◆ **REQUIRED TASK**: Reproduce the entries word for word, and omit any picture you find in them.

(Records from a collection of figures)

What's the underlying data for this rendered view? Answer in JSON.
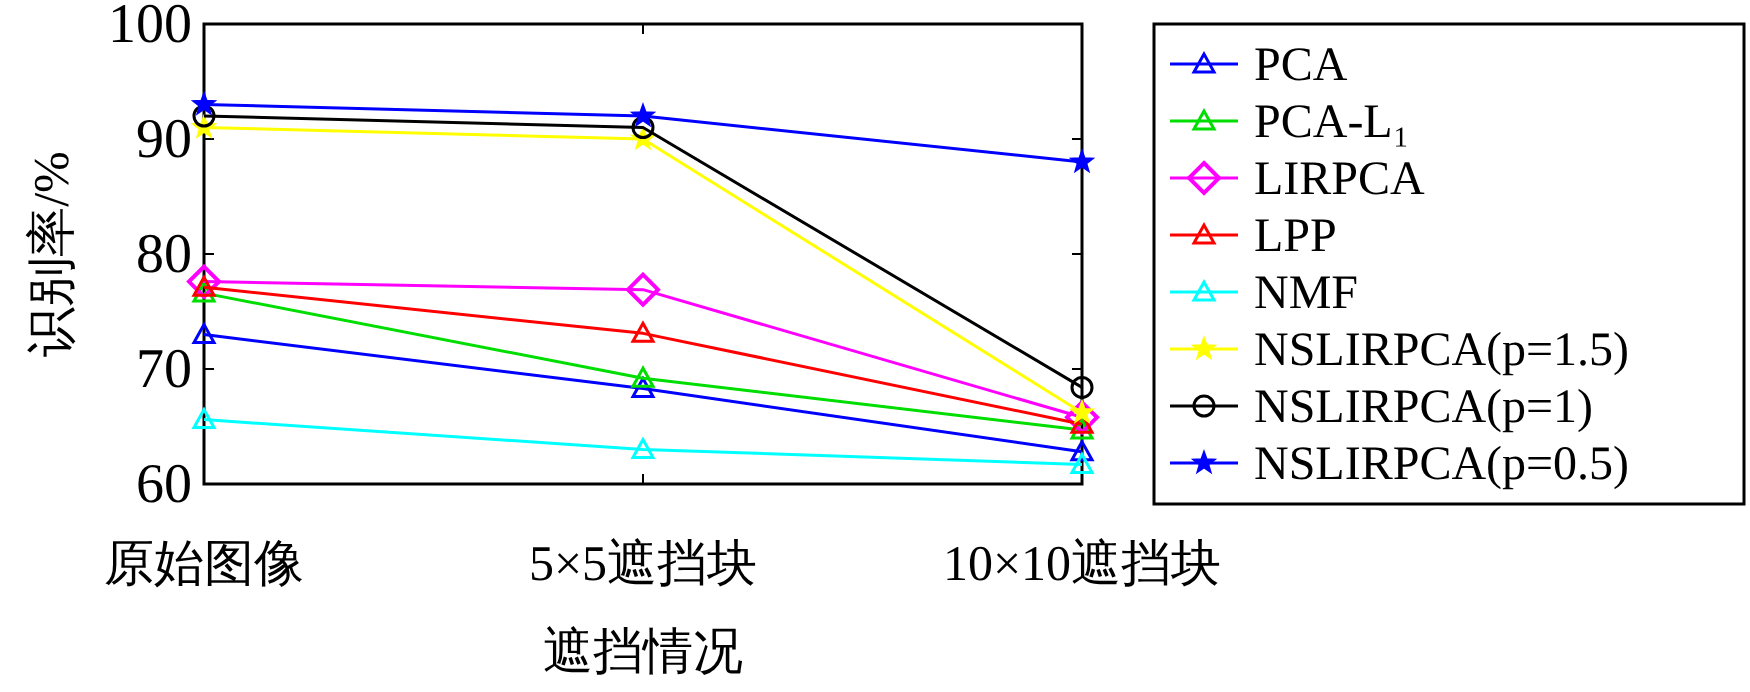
{
  "chart_data": {
    "type": "line",
    "xlabel": "遮挡情况",
    "ylabel": "识别率/%",
    "categories": [
      "原始图像",
      "5×5遮挡块",
      "10×10遮挡块"
    ],
    "ylim": [
      60,
      100
    ],
    "yticks": [
      60,
      70,
      80,
      90,
      100
    ],
    "grid": false,
    "legend": "right",
    "series": [
      {
        "name": "PCA",
        "color": "#0000ff",
        "marker": "triangle",
        "values": [
          73,
          68.3,
          62.8
        ]
      },
      {
        "name": "PCA-L₁",
        "color": "#00dd00",
        "marker": "triangle",
        "values": [
          76.6,
          69.2,
          64.7
        ]
      },
      {
        "name": "LIRPCA",
        "color": "#ff00ff",
        "marker": "diamond",
        "values": [
          77.6,
          76.9,
          65.8
        ]
      },
      {
        "name": "LPP",
        "color": "#ff0000",
        "marker": "triangle",
        "values": [
          77.1,
          73.1,
          65.2
        ]
      },
      {
        "name": "NMF",
        "color": "#00ffff",
        "marker": "triangle",
        "values": [
          65.6,
          63,
          61.7
        ]
      },
      {
        "name": "NSLIRPCA(p=1.5)",
        "color": "#ffff00",
        "marker": "star",
        "values": [
          91,
          90,
          66.2
        ]
      },
      {
        "name": "NSLIRPCA(p=1)",
        "color": "#000000",
        "marker": "circle",
        "values": [
          92,
          91,
          68.4
        ]
      },
      {
        "name": "NSLIRPCA(p=0.5)",
        "color": "#0000ff",
        "marker": "star",
        "values": [
          93,
          92,
          88
        ]
      }
    ]
  }
}
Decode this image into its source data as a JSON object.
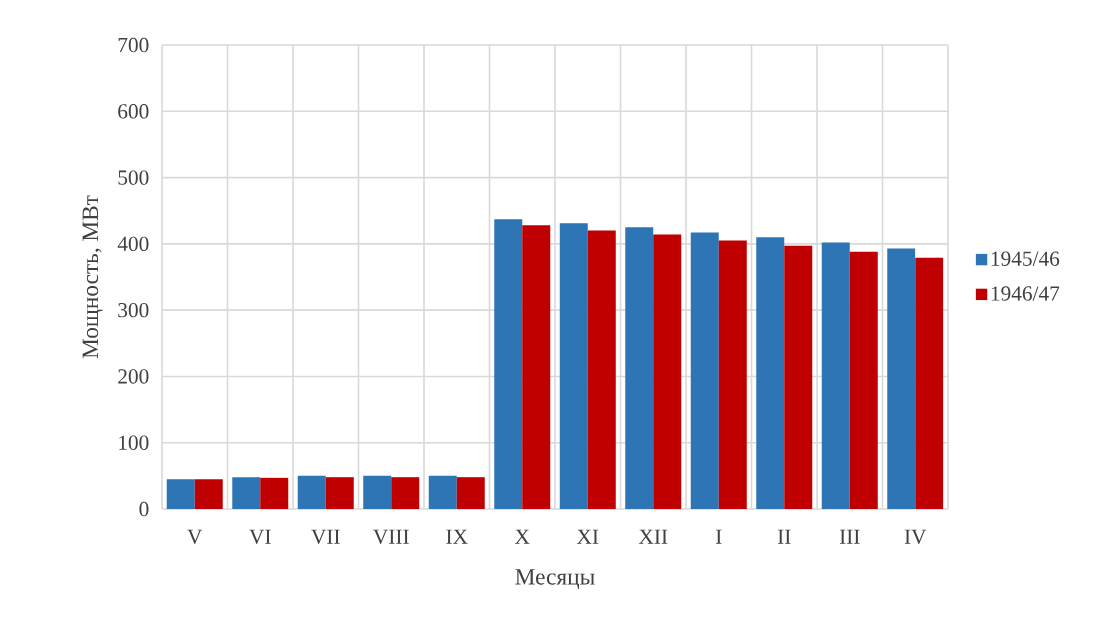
{
  "chart_data": {
    "type": "bar",
    "xlabel": "Месяцы",
    "ylabel": "Мощность, МВт",
    "categories": [
      "V",
      "VI",
      "VII",
      "VIII",
      "IX",
      "X",
      "XI",
      "XII",
      "I",
      "II",
      "III",
      "IV"
    ],
    "series": [
      {
        "name": "1945/46",
        "color": "#2e75b6",
        "values": [
          45,
          48,
          50,
          50,
          50,
          437,
          431,
          425,
          417,
          410,
          402,
          393
        ]
      },
      {
        "name": "1946/47",
        "color": "#c00000",
        "values": [
          45,
          47,
          48,
          48,
          48,
          428,
          420,
          414,
          405,
          397,
          388,
          379
        ]
      }
    ],
    "ylim": [
      0,
      700
    ],
    "yticks": [
      0,
      100,
      200,
      300,
      400,
      500,
      600,
      700
    ],
    "grid": true,
    "legend": "right"
  }
}
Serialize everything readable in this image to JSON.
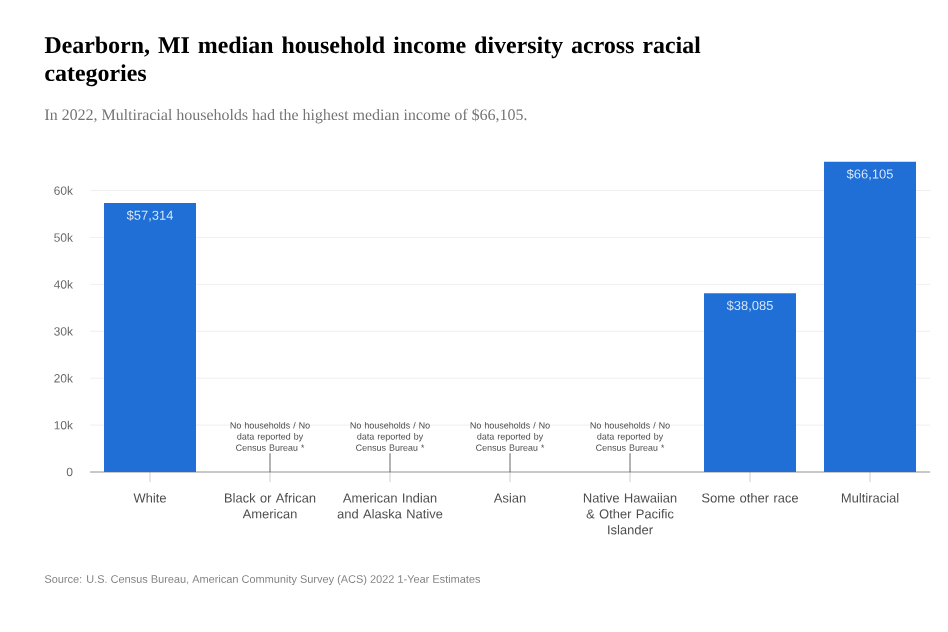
{
  "chart_data": {
    "type": "bar",
    "title": "Dearborn, MI median household income diversity across racial categories",
    "subtitle": "In 2022, Multiracial households had the highest median income of $66,105.",
    "categories": [
      "White",
      "Black or African American",
      "American Indian and Alaska Native",
      "Asian",
      "Native Hawaiian & Other Pacific Islander",
      "Some other race",
      "Multiracial"
    ],
    "values": [
      57314,
      null,
      null,
      null,
      null,
      38085,
      66105
    ],
    "value_labels": [
      "$57,314",
      null,
      null,
      null,
      null,
      "$38,085",
      "$66,105"
    ],
    "color": "#1f6fd6",
    "ylim": [
      0,
      66500
    ],
    "yticks": [
      0,
      {
        "value": 10000,
        "label": "10k"
      },
      {
        "value": 20000,
        "label": "20k"
      },
      {
        "value": 30000,
        "label": "30k"
      },
      {
        "value": 40000,
        "label": "40k"
      },
      {
        "value": 50000,
        "label": "50k"
      },
      {
        "value": 60000,
        "label": "60k"
      }
    ],
    "grid": "y",
    "annotations": [
      "No households / No data reported by Census Bureau *",
      "No households / No data reported by Census Bureau *",
      "No households / No data reported by Census Bureau *",
      "No households / No data reported by Census Bureau *",
      "Source: U.S. Census Bureau, American Community Survey (ACS) 2022 1-Year Estimates"
    ]
  }
}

◆ **FULL ANSWER**:
What's the underlying data for this rendered view? Answer in JSON.
{
  "chart_data": {
    "type": "line",
    "xlabel": "遮挡情况",
    "ylabel": "识别率/%",
    "categories": [
      "原始图像",
      "5×5遮挡块",
      "10×10遮挡块"
    ],
    "ylim": [
      60,
      100
    ],
    "yticks": [
      60,
      70,
      80,
      90,
      100
    ],
    "grid": false,
    "legend": "right",
    "series": [
      {
        "name": "PCA",
        "color": "#0000ff",
        "marker": "triangle",
        "values": [
          73,
          68.3,
          62.8
        ]
      },
      {
        "name": "PCA-L₁",
        "color": "#00dd00",
        "marker": "triangle",
        "values": [
          76.6,
          69.2,
          64.7
        ]
      },
      {
        "name": "LIRPCA",
        "color": "#ff00ff",
        "marker": "diamond",
        "values": [
          77.6,
          76.9,
          65.8
        ]
      },
      {
        "name": "LPP",
        "color": "#ff0000",
        "marker": "triangle",
        "values": [
          77.1,
          73.1,
          65.2
        ]
      },
      {
        "name": "NMF",
        "color": "#00ffff",
        "marker": "triangle",
        "values": [
          65.6,
          63,
          61.7
        ]
      },
      {
        "name": "NSLIRPCA(p=1.5)",
        "color": "#ffff00",
        "marker": "star",
        "values": [
          91,
          90,
          66.2
        ]
      },
      {
        "name": "NSLIRPCA(p=1)",
        "color": "#000000",
        "marker": "circle",
        "values": [
          92,
          91,
          68.4
        ]
      },
      {
        "name": "NSLIRPCA(p=0.5)",
        "color": "#0000ff",
        "marker": "star",
        "values": [
          93,
          92,
          88
        ]
      }
    ]
  }
}
Decode this image into its source data as a JSON object.
{
  "chart_data": {
    "type": "bar",
    "xlabel": "Месяцы",
    "ylabel": "Мощность, МВт",
    "categories": [
      "V",
      "VI",
      "VII",
      "VIII",
      "IX",
      "X",
      "XI",
      "XII",
      "I",
      "II",
      "III",
      "IV"
    ],
    "series": [
      {
        "name": "1945/46",
        "color": "#2e75b6",
        "values": [
          45,
          48,
          50,
          50,
          50,
          437,
          431,
          425,
          417,
          410,
          402,
          393
        ]
      },
      {
        "name": "1946/47",
        "color": "#c00000",
        "values": [
          45,
          47,
          48,
          48,
          48,
          428,
          420,
          414,
          405,
          397,
          388,
          379
        ]
      }
    ],
    "ylim": [
      0,
      700
    ],
    "yticks": [
      0,
      100,
      200,
      300,
      400,
      500,
      600,
      700
    ],
    "grid": true,
    "legend": "right"
  }
}
Serialize everything readable in this image to JSON.
{
  "chart_data": {
    "type": "bar",
    "title": "Dearborn, MI median household income diversity across racial categories",
    "subtitle": "In 2022, Multiracial households had the highest median income of $66,105.",
    "categories": [
      "White",
      "Black or African American",
      "American Indian and Alaska Native",
      "Asian",
      "Native Hawaiian & Other Pacific Islander",
      "Some other race",
      "Multiracial"
    ],
    "values": [
      57314,
      null,
      null,
      null,
      null,
      38085,
      66105
    ],
    "value_labels": [
      "$57,314",
      null,
      null,
      null,
      null,
      "$38,085",
      "$66,105"
    ],
    "color": "#1f6fd6",
    "ylim": [
      0,
      66500
    ],
    "yticks": [
      0,
      {
        "value": 10000,
        "label": "10k"
      },
      {
        "value": 20000,
        "label": "20k"
      },
      {
        "value": 30000,
        "label": "30k"
      },
      {
        "value": 40000,
        "label": "40k"
      },
      {
        "value": 50000,
        "label": "50k"
      },
      {
        "value": 60000,
        "label": "60k"
      }
    ],
    "grid": "y",
    "annotations": [
      "No households / No data reported by Census Bureau *",
      "No households / No data reported by Census Bureau *",
      "No households / No data reported by Census Bureau *",
      "No households / No data reported by Census Bureau *",
      "Source: U.S. Census Bureau, American Community Survey (ACS) 2022 1-Year Estimates"
    ]
  }
}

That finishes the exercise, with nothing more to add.